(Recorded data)
......

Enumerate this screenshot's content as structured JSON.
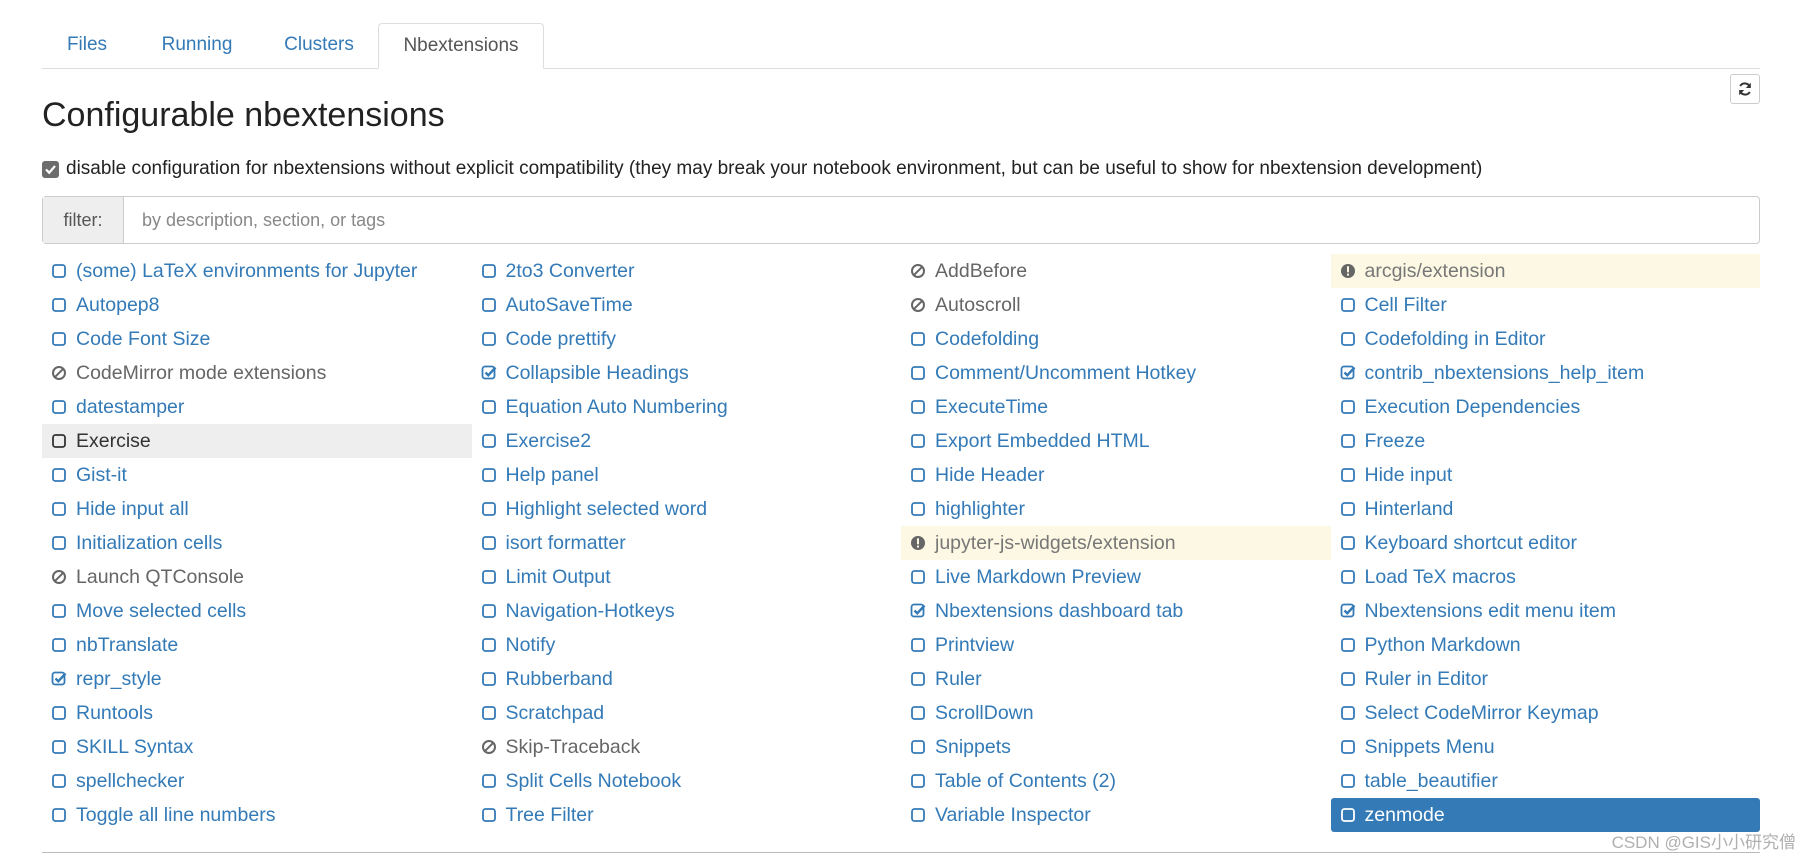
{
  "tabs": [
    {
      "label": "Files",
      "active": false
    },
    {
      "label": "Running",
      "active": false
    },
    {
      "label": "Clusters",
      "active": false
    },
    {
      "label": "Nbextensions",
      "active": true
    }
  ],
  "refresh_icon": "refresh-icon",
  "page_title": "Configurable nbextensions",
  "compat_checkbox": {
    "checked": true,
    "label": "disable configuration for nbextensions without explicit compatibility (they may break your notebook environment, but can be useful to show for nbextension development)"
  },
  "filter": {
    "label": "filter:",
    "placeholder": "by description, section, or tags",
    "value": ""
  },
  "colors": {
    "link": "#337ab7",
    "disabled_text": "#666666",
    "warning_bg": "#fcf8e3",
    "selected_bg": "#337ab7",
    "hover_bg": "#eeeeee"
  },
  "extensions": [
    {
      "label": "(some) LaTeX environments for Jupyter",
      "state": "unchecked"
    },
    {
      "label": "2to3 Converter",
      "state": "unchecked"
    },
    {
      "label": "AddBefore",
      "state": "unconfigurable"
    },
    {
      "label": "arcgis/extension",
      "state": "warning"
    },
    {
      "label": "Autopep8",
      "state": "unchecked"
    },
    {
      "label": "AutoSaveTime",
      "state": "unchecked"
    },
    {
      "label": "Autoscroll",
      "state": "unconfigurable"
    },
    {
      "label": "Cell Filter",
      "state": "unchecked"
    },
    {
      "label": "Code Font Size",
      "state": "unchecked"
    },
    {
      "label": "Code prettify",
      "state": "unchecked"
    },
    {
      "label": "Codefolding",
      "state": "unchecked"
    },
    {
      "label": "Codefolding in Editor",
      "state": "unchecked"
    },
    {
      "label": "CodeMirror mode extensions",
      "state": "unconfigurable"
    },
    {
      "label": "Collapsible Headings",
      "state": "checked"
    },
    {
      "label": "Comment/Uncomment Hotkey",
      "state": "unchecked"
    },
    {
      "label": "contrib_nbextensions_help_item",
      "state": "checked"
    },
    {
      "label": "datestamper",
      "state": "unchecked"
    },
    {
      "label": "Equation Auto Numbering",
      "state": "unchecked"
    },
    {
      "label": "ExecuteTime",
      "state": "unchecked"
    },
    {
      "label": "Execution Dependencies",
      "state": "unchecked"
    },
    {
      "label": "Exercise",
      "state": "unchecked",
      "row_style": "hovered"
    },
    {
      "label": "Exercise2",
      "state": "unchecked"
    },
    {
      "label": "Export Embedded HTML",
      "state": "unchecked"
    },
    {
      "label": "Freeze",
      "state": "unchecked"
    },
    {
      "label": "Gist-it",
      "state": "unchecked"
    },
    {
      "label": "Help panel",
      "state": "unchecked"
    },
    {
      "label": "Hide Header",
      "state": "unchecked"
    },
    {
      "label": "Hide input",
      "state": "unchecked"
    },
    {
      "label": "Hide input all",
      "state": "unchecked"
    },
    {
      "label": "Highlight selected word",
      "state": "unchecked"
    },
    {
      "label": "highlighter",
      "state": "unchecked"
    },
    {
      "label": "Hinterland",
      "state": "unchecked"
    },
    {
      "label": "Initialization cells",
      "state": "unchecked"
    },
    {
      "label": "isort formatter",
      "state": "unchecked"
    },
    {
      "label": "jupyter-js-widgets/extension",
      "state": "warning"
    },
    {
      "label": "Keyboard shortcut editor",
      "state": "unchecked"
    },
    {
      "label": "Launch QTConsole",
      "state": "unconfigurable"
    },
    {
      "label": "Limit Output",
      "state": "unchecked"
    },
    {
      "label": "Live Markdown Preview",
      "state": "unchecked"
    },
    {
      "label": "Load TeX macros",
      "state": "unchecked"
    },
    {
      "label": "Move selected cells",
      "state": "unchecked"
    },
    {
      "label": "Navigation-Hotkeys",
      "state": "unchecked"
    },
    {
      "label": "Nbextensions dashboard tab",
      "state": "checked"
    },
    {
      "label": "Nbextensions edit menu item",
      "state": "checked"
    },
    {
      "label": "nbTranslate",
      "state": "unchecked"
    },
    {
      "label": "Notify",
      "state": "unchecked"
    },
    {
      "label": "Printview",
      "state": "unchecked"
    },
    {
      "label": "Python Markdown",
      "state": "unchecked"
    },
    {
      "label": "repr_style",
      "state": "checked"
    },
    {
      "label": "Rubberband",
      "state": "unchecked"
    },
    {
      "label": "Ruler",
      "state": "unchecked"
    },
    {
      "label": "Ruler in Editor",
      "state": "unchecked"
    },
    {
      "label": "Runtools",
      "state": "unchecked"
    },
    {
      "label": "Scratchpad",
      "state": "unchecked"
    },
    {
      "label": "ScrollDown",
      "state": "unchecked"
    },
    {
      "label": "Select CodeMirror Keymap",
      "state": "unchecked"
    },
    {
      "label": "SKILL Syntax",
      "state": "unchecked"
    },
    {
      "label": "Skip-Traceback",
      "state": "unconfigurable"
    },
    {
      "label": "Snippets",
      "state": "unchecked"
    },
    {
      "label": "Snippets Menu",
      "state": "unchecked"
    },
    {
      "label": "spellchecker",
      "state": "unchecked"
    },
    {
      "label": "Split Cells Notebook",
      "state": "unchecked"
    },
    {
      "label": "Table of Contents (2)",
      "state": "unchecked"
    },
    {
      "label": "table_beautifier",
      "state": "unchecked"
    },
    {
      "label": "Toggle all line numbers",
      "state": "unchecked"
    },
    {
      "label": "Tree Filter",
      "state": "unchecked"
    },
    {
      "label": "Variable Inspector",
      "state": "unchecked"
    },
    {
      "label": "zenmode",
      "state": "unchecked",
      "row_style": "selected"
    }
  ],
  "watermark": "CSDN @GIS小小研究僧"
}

......

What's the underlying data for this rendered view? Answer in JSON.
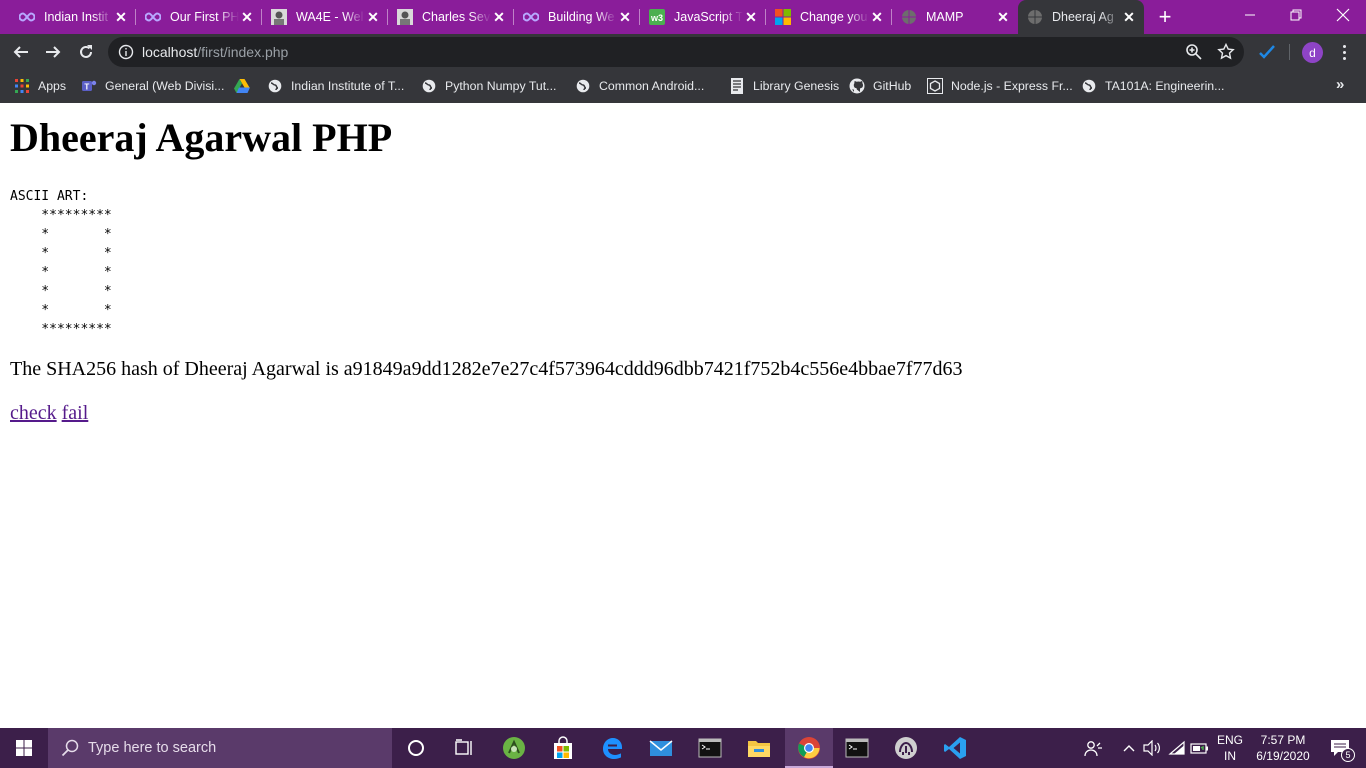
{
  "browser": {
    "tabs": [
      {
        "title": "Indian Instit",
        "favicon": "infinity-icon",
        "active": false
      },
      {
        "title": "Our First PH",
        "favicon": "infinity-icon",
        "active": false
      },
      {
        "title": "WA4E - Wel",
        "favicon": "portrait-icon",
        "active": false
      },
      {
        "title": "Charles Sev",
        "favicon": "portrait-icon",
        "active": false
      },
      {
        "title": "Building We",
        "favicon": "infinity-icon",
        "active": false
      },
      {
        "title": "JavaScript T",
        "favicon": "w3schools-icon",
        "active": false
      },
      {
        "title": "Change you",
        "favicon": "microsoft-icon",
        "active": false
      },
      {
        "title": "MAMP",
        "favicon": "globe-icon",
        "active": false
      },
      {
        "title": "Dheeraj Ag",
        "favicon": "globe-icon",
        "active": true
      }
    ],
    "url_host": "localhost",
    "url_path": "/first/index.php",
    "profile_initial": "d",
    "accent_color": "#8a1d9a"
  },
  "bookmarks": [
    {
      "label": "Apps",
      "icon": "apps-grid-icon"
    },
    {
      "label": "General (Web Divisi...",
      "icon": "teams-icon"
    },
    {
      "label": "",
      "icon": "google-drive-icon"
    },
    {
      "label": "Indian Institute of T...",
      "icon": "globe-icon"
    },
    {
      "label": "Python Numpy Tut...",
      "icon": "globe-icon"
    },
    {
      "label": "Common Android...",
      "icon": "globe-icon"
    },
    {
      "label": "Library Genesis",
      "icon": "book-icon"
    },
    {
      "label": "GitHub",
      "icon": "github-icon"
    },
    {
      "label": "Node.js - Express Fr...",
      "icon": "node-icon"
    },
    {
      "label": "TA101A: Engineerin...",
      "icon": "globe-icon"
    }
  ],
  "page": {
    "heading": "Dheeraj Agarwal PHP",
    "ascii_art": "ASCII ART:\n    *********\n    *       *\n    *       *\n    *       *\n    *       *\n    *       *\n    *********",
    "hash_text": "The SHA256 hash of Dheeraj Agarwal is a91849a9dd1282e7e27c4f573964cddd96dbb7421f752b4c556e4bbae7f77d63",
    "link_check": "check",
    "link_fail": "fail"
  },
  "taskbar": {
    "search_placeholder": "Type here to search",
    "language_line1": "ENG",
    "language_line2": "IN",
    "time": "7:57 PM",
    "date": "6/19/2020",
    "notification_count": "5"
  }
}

......

# Your goal
Check each line of the records for the string "Codefolding" and copy those that have it.

# Solution to this task
      "label": "Codefolding",
      "label": "Codefolding in Editor",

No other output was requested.